The problem | Each record has to be returned exactly as it appears.

Entries from a page text dataset:

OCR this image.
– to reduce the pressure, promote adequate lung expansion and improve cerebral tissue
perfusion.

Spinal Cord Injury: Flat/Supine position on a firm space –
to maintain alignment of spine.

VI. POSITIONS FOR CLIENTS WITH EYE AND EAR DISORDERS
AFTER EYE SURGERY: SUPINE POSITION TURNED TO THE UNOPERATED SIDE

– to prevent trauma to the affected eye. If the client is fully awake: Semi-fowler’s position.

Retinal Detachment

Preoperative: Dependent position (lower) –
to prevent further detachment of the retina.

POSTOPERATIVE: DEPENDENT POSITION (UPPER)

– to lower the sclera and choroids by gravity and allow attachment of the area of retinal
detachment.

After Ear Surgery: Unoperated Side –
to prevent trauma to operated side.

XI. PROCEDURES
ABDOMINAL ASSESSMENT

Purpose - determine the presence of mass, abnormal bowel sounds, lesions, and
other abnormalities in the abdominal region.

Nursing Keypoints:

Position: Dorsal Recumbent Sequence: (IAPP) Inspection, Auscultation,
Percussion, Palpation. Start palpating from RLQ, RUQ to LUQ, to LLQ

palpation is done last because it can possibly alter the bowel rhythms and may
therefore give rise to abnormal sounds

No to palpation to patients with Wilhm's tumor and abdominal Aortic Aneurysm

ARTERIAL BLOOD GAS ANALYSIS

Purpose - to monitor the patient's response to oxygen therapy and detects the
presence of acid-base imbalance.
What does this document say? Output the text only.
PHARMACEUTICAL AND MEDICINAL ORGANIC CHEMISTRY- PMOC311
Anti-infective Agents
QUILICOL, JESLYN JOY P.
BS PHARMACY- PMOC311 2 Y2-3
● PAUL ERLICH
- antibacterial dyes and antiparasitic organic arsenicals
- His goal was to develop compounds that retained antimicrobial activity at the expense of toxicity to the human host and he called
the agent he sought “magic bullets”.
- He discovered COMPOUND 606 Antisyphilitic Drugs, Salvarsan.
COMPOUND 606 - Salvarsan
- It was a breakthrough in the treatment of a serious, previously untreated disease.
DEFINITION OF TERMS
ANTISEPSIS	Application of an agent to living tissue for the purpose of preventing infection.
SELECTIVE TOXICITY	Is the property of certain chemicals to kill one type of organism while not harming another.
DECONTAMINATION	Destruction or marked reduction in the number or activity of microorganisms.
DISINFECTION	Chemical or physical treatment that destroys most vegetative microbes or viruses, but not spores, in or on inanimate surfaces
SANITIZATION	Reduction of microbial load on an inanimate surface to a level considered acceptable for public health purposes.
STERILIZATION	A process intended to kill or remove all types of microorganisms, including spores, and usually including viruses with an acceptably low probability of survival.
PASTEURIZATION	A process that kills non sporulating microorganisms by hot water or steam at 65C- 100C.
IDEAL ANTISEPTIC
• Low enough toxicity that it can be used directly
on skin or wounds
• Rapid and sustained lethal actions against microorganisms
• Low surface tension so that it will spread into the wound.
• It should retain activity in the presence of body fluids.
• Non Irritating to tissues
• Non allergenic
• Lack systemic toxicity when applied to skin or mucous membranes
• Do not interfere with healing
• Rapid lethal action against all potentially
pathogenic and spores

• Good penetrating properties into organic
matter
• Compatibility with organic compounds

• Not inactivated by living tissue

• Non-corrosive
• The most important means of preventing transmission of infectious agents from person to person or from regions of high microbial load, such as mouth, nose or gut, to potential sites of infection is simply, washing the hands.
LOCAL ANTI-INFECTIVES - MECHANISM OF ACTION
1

Solved problem |
OCR this image.
– to reduce the pressure, promote adequate lung expansion and improve cerebral tissue
perfusion.

Spinal Cord Injury: Flat/Supine position on a firm space –
to maintain alignment of spine.

VI. POSITIONS FOR CLIENTS WITH EYE AND EAR DISORDERS
AFTER EYE SURGERY: SUPINE POSITION TURNED TO THE UNOPERATED SIDE

– to prevent trauma to the affected eye. If the client is fully awake: Semi-fowler’s position.

Retinal Detachment

Preoperative: Dependent position (lower) –
to prevent further detachment of the retina.

POSTOPERATIVE: DEPENDENT POSITION (UPPER)

– to lower the sclera and choroids by gravity and allow attachment of the area of retinal
detachment.

After Ear Surgery: Unoperated Side –
to prevent trauma to operated side.

XI. PROCEDURES
ABDOMINAL ASSESSMENT

Purpose - determine the presence of mass, abnormal bowel sounds, lesions, and
other abnormalities in the abdominal region.

Nursing Keypoints:

Position: Dorsal Recumbent Sequence: (IAPP) Inspection, Auscultation,
Percussion, Palpation. Start palpating from RLQ, RUQ to LUQ, to LLQ

palpation is done last because it can possibly alter the bowel rhythms and may
therefore give rise to abnormal sounds

No to palpation to patients with Wilhm's tumor and abdominal Aortic Aneurysm

ARTERIAL BLOOD GAS ANALYSIS

Purpose - to monitor the patient's response to oxygen therapy and detects the
presence of acid-base imbalance.
What does this document say? Output the text only.
PHARMACEUTICAL AND MEDICINAL ORGANIC CHEMISTRY- PMOC311
Anti-infective Agents
QUILICOL, JESLYN JOY P.
BS PHARMACY- PMOC311 2 Y2-3
● PAUL ERLICH
- antibacterial dyes and antiparasitic organic arsenicals
- His goal was to develop compounds that retained antimicrobial activity at the expense of toxicity to the human host and he called
the agent he sought “magic bullets”.
- He discovered COMPOUND 606 Antisyphilitic Drugs, Salvarsan.
COMPOUND 606 - Salvarsan
- It was a breakthrough in the treatment of a serious, previously untreated disease.
DEFINITION OF TERMS
ANTISEPSIS	Application of an agent to living tissue for the purpose of preventing infection.
SELECTIVE TOXICITY	Is the property of certain chemicals to kill one type of organism while not harming another.
DECONTAMINATION	Destruction or marked reduction in the number or activity of microorganisms.
DISINFECTION	Chemical or physical treatment that destroys most vegetative microbes or viruses, but not spores, in or on inanimate surfaces
SANITIZATION	Reduction of microbial load on an inanimate surface to a level considered acceptable for public health purposes.
STERILIZATION	A process intended to kill or remove all types of microorganisms, including spores, and usually including viruses with an acceptably low probability of survival.
PASTEURIZATION	A process that kills non sporulating microorganisms by hot water or steam at 65C- 100C.
IDEAL ANTISEPTIC
• Low enough toxicity that it can be used directly
on skin or wounds
• Rapid and sustained lethal actions against microorganisms
• Low surface tension so that it will spread into the wound.
• It should retain activity in the presence of body fluids.
• Non Irritating to tissues
• Non allergenic
• Lack systemic toxicity when applied to skin or mucous membranes
• Do not interfere with healing
• Rapid lethal action against all potentially
pathogenic and spores

• Good penetrating properties into organic
matter
• Compatibility with organic compounds

• Not inactivated by living tissue

• Non-corrosive
• The most important means of preventing transmission of infectious agents from person to person or from regions of high microbial load, such as mouth, nose or gut, to potential sites of infection is simply, washing the hands.
LOCAL ANTI-INFECTIVES - MECHANISM OF ACTION
1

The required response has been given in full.